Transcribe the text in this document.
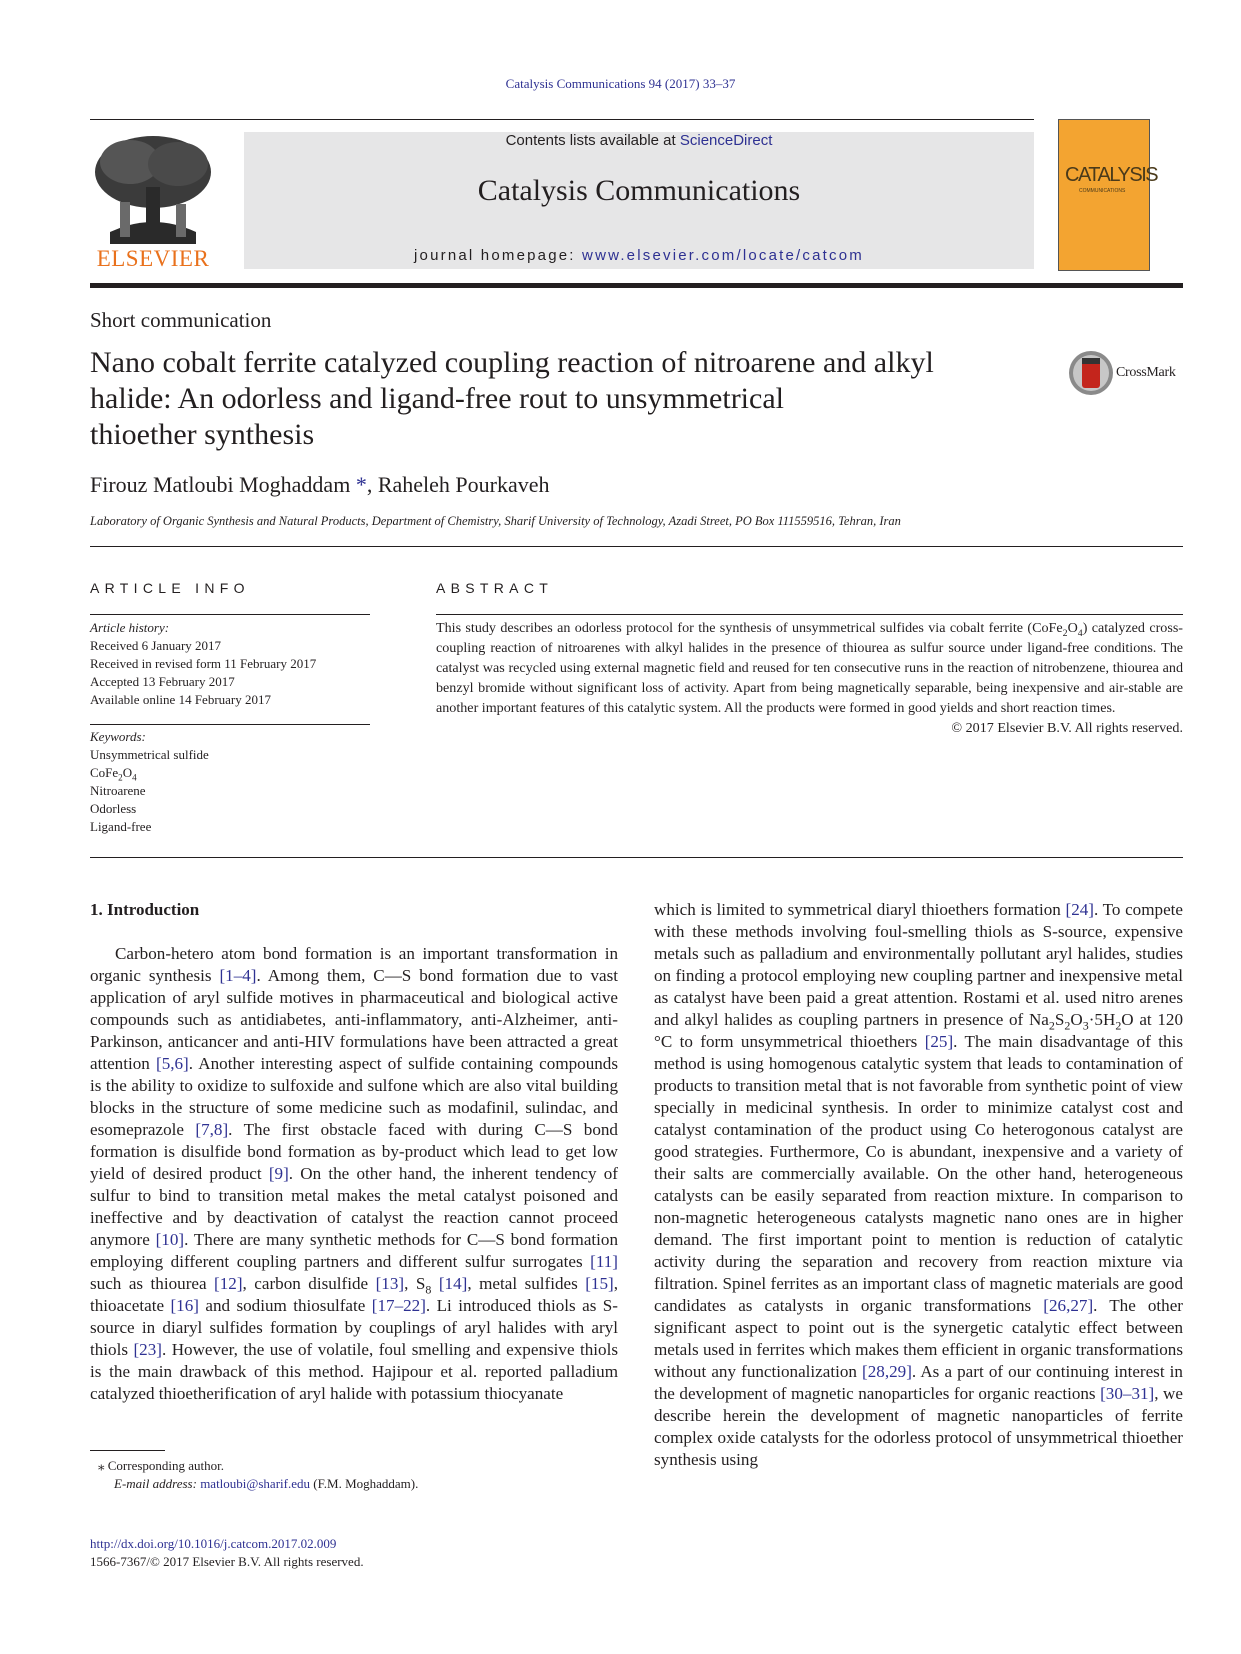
Catalysis Communications 94 (2017) 33–37
ELSEVIER
Contents lists available at ScienceDirect
Catalysis Communications
journal homepage: www.elsevier.com/locate/catcom
CATALYSIS
COMMUNICATIONS
Short communication
Nano cobalt ferrite catalyzed coupling reaction of nitroarene and alkyl
halide: An odorless and ligand-free rout to unsymmetrical
thioether synthesis
CrossMark
Firouz Matloubi Moghaddam *, Raheleh Pourkaveh
Laboratory of Organic Synthesis and Natural Products, Department of Chemistry, Sharif University of Technology, Azadi Street, PO Box 111559516, Tehran, Iran
ARTICLE INFO	ABSTRACT
Article history:
Received 6 January 2017
Received in revised form 11 February 2017
Accepted 13 February 2017
Available online 14 February 2017
Keywords:
Unsymmetrical sulfide
$CoFe_2O_4$
Nitroarene
Odorless
Ligand-free
This study describes an odorless protocol for the synthesis of unsymmetrical sulfides via cobalt ferrite $(CoFe_2O_4)$ catalyzed cross-coupling reaction of nitroarenes with alkyl halides in the presence of thiourea as sulfur source under ligand-free conditions. The catalyst was recycled using external magnetic field and reused for ten consecutive runs in the reaction of nitrobenzene, thiourea and benzyl bromide without significant loss of activity. Apart from being magnetically separable, being inexpensive and air-stable are another important features of this catalytic system. All the products were formed in good yields and short reaction times.
© 2017 Elsevier B.V. All rights reserved.
1. Introduction

Carbon-hetero atom bond formation is an important transformation in organic synthesis [1–4]. Among them, C—S bond formation due to vast application of aryl sulfide motives in pharmaceutical and biological active compounds such as antidiabetes, anti-inflammatory, anti-Alzheimer, anti-Parkinson, anticancer and anti-HIV formulations have been attracted a great attention [5,6]. Another interesting aspect of sulfide containing compounds is the ability to oxidize to sulfoxide and sulfone which are also vital building blocks in the structure of some medicine such as modafinil, sulindac, and esomeprazole [7,8]. The first obstacle faced with during C—S bond formation is disulfide bond formation as by-product which lead to get low yield of desired product [9]. On the other hand, the inherent tendency of sulfur to bind to transition metal makes the metal catalyst poisoned and ineffective and by deactivation of catalyst the reaction cannot proceed anymore [10]. There are many synthetic methods for C—S bond formation employing different coupling partners and different sulfur surrogates [11] such as thiourea [12], carbon disulfide [13], $S_8$ [14], metal sulfides [15], thioacetate [16] and sodium thiosulfate [17–22]. Li introduced thiols as S-source in diaryl sulfides formation by couplings of aryl halides with aryl thiols [23]. However, the use of volatile, foul smelling and expensive thiols is the main drawback of this method. Hajipour et al. reported palladium catalyzed thioetherification of aryl halide with potassium thiocyanate

which is limited to symmetrical diaryl thioethers formation [24]. To compete with these methods involving foul-smelling thiols as S-source, expensive metals such as palladium and environmentally pollutant aryl halides, studies on finding a protocol employing new coupling partner and inexpensive metal as catalyst have been paid a great attention. Rostami et al. used nitro arenes and alkyl halides as coupling partners in presence of $Na_2S_2O_3\cdot 5H_2O$ at 120 °C to form unsymmetrical thioethers [25]. The main disadvantage of this method is using homogenous catalytic system that leads to contamination of products to transition metal that is not favorable from synthetic point of view specially in medicinal synthesis. In order to minimize catalyst cost and catalyst contamination of the product using Co heterogonous catalyst are good strategies. Furthermore, Co is abundant, inexpensive and a variety of their salts are commercially available. On the other hand, heterogeneous catalysts can be easily separated from reaction mixture. In comparison to non-magnetic heterogeneous catalysts magnetic nano ones are in higher demand. The first important point to mention is reduction of catalytic activity during the separation and recovery from reaction mixture via filtration. Spinel ferrites as an important class of magnetic materials are good candidates as catalysts in organic transformations [26,27]. The other significant aspect to point out is the synergetic catalytic effect between metals used in ferrites which makes them efficient in organic transformations without any functionalization [28,29]. As a part of our continuing interest in the development of magnetic nanoparticles for organic reactions [30–31], we describe herein the development of magnetic nanoparticles of ferrite complex oxide catalysts for the odorless protocol of unsymmetrical thioether synthesis using

⁎ Corresponding author.
E-mail address: matloubi@sharif.edu (F.M. Moghaddam).
http://dx.doi.org/10.1016/j.catcom.2017.02.009
1566-7367/© 2017 Elsevier B.V. All rights reserved.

====

**Instructions for the task**
Pick out and copy every line that contains the word "reserved".

**Task output**
© 2017 Elsevier B.V. All rights reserved.
1566-7367/© 2017 Elsevier B.V. All rights reserved.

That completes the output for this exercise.